What needs to be done » Answer with a single number: the count of lines that include the string "ciąży".

>>

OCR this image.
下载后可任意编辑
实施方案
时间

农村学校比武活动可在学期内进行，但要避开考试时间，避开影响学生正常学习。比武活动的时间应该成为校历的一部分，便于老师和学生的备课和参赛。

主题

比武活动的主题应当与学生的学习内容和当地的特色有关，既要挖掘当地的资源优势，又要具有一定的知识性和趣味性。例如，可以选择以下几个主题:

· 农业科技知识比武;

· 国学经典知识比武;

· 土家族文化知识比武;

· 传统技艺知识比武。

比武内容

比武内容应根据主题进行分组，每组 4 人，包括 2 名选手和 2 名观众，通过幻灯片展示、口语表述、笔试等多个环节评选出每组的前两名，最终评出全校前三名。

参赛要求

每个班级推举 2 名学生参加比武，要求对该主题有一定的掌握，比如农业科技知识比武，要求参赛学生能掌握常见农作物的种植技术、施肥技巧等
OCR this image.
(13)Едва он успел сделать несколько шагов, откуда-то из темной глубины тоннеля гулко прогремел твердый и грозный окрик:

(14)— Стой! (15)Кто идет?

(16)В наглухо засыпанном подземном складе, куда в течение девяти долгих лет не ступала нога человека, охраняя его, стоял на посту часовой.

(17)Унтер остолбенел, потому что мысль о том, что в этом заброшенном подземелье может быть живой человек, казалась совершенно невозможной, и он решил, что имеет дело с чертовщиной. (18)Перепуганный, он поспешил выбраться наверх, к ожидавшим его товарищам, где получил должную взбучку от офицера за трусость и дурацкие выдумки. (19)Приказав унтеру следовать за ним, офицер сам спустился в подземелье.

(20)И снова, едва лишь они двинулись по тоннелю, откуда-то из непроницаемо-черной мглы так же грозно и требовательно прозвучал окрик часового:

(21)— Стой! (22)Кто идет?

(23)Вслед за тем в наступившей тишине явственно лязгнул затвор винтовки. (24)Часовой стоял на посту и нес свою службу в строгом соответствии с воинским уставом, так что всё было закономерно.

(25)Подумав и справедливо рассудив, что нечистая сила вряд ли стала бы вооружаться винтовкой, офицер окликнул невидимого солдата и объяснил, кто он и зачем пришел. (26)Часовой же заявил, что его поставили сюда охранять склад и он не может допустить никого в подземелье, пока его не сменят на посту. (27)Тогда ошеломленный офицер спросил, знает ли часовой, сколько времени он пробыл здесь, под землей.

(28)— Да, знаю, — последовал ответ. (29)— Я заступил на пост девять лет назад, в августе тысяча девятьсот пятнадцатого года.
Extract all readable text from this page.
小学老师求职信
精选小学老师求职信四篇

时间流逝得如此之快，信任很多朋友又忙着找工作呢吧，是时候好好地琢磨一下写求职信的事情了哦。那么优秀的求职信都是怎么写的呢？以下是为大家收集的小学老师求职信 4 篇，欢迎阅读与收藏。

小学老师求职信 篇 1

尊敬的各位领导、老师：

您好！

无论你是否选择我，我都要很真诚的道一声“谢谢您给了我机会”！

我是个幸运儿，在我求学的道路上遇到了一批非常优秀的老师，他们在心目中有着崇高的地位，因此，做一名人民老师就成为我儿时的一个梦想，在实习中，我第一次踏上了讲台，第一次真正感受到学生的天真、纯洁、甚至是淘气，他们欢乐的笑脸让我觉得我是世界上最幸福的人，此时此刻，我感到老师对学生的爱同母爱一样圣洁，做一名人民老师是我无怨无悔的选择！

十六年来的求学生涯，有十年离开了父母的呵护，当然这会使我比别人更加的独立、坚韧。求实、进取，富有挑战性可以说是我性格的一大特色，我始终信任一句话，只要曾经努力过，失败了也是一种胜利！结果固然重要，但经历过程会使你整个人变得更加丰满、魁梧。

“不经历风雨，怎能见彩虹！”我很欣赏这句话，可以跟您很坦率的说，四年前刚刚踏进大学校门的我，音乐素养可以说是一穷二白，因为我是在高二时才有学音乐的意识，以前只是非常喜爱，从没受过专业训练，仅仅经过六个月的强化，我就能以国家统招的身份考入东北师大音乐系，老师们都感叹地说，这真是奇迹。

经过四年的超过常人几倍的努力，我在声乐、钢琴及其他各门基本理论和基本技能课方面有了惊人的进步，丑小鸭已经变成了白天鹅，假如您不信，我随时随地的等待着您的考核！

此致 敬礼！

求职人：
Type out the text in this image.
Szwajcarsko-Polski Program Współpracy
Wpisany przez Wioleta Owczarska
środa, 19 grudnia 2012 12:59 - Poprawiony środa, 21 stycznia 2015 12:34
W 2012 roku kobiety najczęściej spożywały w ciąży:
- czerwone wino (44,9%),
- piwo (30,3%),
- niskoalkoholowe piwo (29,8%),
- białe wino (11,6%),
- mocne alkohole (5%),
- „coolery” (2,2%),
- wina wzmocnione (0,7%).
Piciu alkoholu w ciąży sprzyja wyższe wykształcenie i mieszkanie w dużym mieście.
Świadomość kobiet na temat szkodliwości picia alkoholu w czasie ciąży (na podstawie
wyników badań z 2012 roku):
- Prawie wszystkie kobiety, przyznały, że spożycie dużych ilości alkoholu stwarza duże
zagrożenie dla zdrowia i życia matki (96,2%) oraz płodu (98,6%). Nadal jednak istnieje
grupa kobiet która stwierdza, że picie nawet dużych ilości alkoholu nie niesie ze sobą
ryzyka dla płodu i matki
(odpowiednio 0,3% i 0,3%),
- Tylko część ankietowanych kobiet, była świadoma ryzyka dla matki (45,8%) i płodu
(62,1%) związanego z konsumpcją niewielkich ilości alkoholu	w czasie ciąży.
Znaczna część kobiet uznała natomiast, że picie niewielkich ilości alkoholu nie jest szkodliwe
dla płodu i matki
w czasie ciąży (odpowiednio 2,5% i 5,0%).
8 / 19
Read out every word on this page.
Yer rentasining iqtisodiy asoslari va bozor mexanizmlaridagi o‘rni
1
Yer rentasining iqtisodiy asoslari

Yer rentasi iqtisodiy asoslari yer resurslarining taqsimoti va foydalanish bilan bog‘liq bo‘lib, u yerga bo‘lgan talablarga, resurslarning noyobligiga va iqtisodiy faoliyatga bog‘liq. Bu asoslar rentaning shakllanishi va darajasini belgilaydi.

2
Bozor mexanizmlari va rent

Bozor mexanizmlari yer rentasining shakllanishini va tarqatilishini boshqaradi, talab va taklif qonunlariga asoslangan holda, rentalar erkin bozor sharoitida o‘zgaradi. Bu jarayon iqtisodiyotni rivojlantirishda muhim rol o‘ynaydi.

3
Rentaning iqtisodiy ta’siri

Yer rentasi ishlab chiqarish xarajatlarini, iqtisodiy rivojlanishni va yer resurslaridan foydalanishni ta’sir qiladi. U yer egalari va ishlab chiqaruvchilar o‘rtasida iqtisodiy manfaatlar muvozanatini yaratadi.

<<

Solution » 5